[TASK BRIEF]:
Repeat every entry in the listing below, exactly.

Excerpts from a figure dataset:
--- begin ---
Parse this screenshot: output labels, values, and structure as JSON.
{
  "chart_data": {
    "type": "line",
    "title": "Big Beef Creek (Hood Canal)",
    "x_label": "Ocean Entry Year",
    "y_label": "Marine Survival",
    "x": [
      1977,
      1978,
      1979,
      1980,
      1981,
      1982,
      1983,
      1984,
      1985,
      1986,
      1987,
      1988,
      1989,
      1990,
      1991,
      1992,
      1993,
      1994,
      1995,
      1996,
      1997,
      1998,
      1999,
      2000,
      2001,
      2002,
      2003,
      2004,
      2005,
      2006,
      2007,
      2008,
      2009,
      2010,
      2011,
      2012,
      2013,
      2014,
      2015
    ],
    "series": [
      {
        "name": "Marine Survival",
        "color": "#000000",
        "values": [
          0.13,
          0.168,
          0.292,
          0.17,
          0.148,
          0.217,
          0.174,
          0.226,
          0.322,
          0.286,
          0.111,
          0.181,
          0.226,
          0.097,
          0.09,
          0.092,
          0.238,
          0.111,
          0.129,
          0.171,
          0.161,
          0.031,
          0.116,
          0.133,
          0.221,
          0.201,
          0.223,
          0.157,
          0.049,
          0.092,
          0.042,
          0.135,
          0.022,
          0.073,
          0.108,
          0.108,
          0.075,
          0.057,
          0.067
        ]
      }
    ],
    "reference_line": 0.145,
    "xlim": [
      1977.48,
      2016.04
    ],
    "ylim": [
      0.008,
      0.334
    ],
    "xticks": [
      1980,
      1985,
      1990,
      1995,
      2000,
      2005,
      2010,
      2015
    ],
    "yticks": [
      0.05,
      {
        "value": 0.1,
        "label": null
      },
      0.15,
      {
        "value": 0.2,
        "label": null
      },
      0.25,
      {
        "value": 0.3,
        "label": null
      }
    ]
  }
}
--- end ---
[RIGHT ANSWER]:
Parse this screenshot: output labels, values, and structure as JSON.
{
  "chart_data": {
    "type": "line",
    "title": "Big Beef Creek (Hood Canal)",
    "x_label": "Ocean Entry Year",
    "y_label": "Marine Survival",
    "x": [
      1977,
      1978,
      1979,
      1980,
      1981,
      1982,
      1983,
      1984,
      1985,
      1986,
      1987,
      1988,
      1989,
      1990,
      1991,
      1992,
      1993,
      1994,
      1995,
      1996,
      1997,
      1998,
      1999,
      2000,
      2001,
      2002,
      2003,
      2004,
      2005,
      2006,
      2007,
      2008,
      2009,
      2010,
      2011,
      2012,
      2013,
      2014,
      2015
    ],
    "series": [
      {
        "name": "Marine Survival",
        "color": "#000000",
        "values": [
          0.13,
          0.168,
          0.292,
          0.17,
          0.148,
          0.217,
          0.174,
          0.226,
          0.322,
          0.286,
          0.111,
          0.181,
          0.226,
          0.097,
          0.09,
          0.092,
          0.238,
          0.111,
          0.129,
          0.171,
          0.161,
          0.031,
          0.116,
          0.133,
          0.221,
          0.201,
          0.223,
          0.157,
          0.049,
          0.092,
          0.042,
          0.135,
          0.022,
          0.073,
          0.108,
          0.108,
          0.075,
          0.057,
          0.067
        ]
      }
    ],
    "reference_line": 0.145,
    "xlim": [
      1977.48,
      2016.04
    ],
    "ylim": [
      0.008,
      0.334
    ],
    "xticks": [
      1980,
      1985,
      1990,
      1995,
      2000,
      2005,
      2010,
      2015
    ],
    "yticks": [
      0.05,
      {
        "value": 0.1,
        "label": null
      },
      0.15,
      {
        "value": 0.2,
        "label": null
      },
      0.25,
      {
        "value": 0.3,
        "label": null
      }
    ]
  }
}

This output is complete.